#### Input
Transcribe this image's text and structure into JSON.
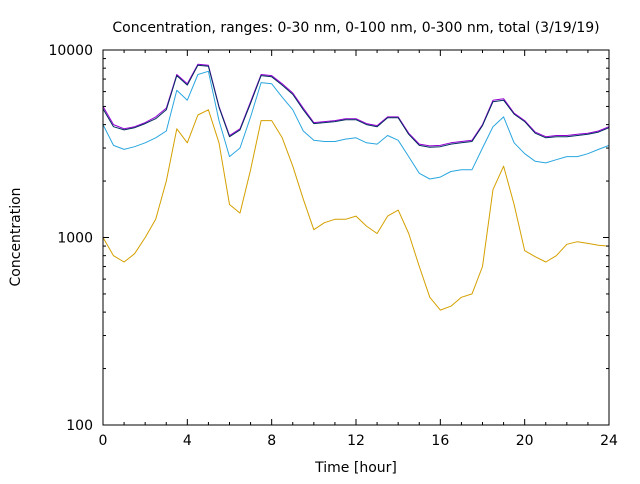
{
  "chart_data": {
    "type": "line",
    "title": "Concentration, ranges: 0-30 nm, 0-100 nm, 0-300 nm, total (3/19/19)",
    "xlabel": "Time [hour]",
    "ylabel": "Concentration",
    "xlim": [
      0,
      24
    ],
    "ylim": [
      100,
      10000
    ],
    "yscale": "log",
    "grid": false,
    "legend": "none",
    "x_ticks": [
      0,
      4,
      8,
      12,
      16,
      20,
      24
    ],
    "x_tick_labels": [
      "0",
      "4",
      "8",
      "12",
      "16",
      "20",
      "24"
    ],
    "y_ticks": [
      100,
      1000,
      10000
    ],
    "y_tick_labels": [
      "100",
      "1000",
      "10000"
    ],
    "x": [
      0,
      0.5,
      1,
      1.5,
      2,
      2.5,
      3,
      3.5,
      4,
      4.5,
      5,
      5.5,
      6,
      6.5,
      7,
      7.5,
      8,
      8.5,
      9,
      9.5,
      10,
      10.5,
      11,
      11.5,
      12,
      12.5,
      13,
      13.5,
      14,
      14.5,
      15,
      15.5,
      16,
      16.5,
      17,
      17.5,
      18,
      18.5,
      19,
      19.5,
      20,
      20.5,
      21,
      21.5,
      22,
      22.5,
      23,
      23.5,
      24
    ],
    "series": [
      {
        "color": "#d4a000",
        "values": [
          1000,
          800,
          740,
          820,
          1000,
          1250,
          2000,
          3800,
          3200,
          4500,
          4800,
          3200,
          1500,
          1350,
          2300,
          4200,
          4200,
          3400,
          2400,
          1600,
          1100,
          1200,
          1250,
          1250,
          1300,
          1150,
          1050,
          1300,
          1400,
          1050,
          700,
          480,
          410,
          430,
          480,
          500,
          700,
          1800,
          2400,
          1500,
          850,
          790,
          740,
          800,
          920,
          950,
          930,
          910,
          900
        ]
      },
      {
        "color": "#2aa6df",
        "values": [
          4000,
          3100,
          2950,
          3050,
          3200,
          3400,
          3700,
          6100,
          5400,
          7400,
          7700,
          4200,
          2700,
          3000,
          4400,
          6700,
          6600,
          5600,
          4800,
          3700,
          3300,
          3250,
          3250,
          3350,
          3400,
          3200,
          3150,
          3500,
          3300,
          2700,
          2200,
          2050,
          2100,
          2250,
          2300,
          2300,
          3000,
          3900,
          4400,
          3200,
          2800,
          2550,
          2500,
          2600,
          2700,
          2700,
          2800,
          2950,
          3100
        ]
      },
      {
        "color": "#9400d3",
        "values": [
          5000,
          4000,
          3800,
          3900,
          4100,
          4400,
          4900,
          7400,
          6600,
          8400,
          8300,
          5000,
          3500,
          3800,
          5300,
          7400,
          7300,
          6600,
          5900,
          4900,
          4100,
          4150,
          4200,
          4300,
          4300,
          4050,
          3950,
          4400,
          4400,
          3600,
          3150,
          3080,
          3100,
          3200,
          3250,
          3300,
          4000,
          5400,
          5500,
          4600,
          4200,
          3650,
          3450,
          3500,
          3500,
          3550,
          3600,
          3700,
          3900
        ]
      },
      {
        "color": "#003060",
        "values": [
          4850,
          3900,
          3750,
          3850,
          4050,
          4300,
          4800,
          7300,
          6500,
          8300,
          8200,
          4950,
          3450,
          3750,
          5200,
          7300,
          7200,
          6500,
          5800,
          4800,
          4050,
          4100,
          4150,
          4250,
          4250,
          4000,
          3900,
          4350,
          4350,
          3550,
          3100,
          3030,
          3050,
          3150,
          3200,
          3250,
          3950,
          5300,
          5400,
          4550,
          4150,
          3600,
          3400,
          3450,
          3450,
          3500,
          3550,
          3650,
          3850
        ]
      }
    ]
  }
}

#### Exercise
Locate the string "Concentration" in the listing above and copy every line where it occurs.

#### Written response
    "title": "Concentration, ranges: 0-30 nm, 0-100 nm, 0-300 nm, total (3/19/19)",
    "ylabel": "Concentration",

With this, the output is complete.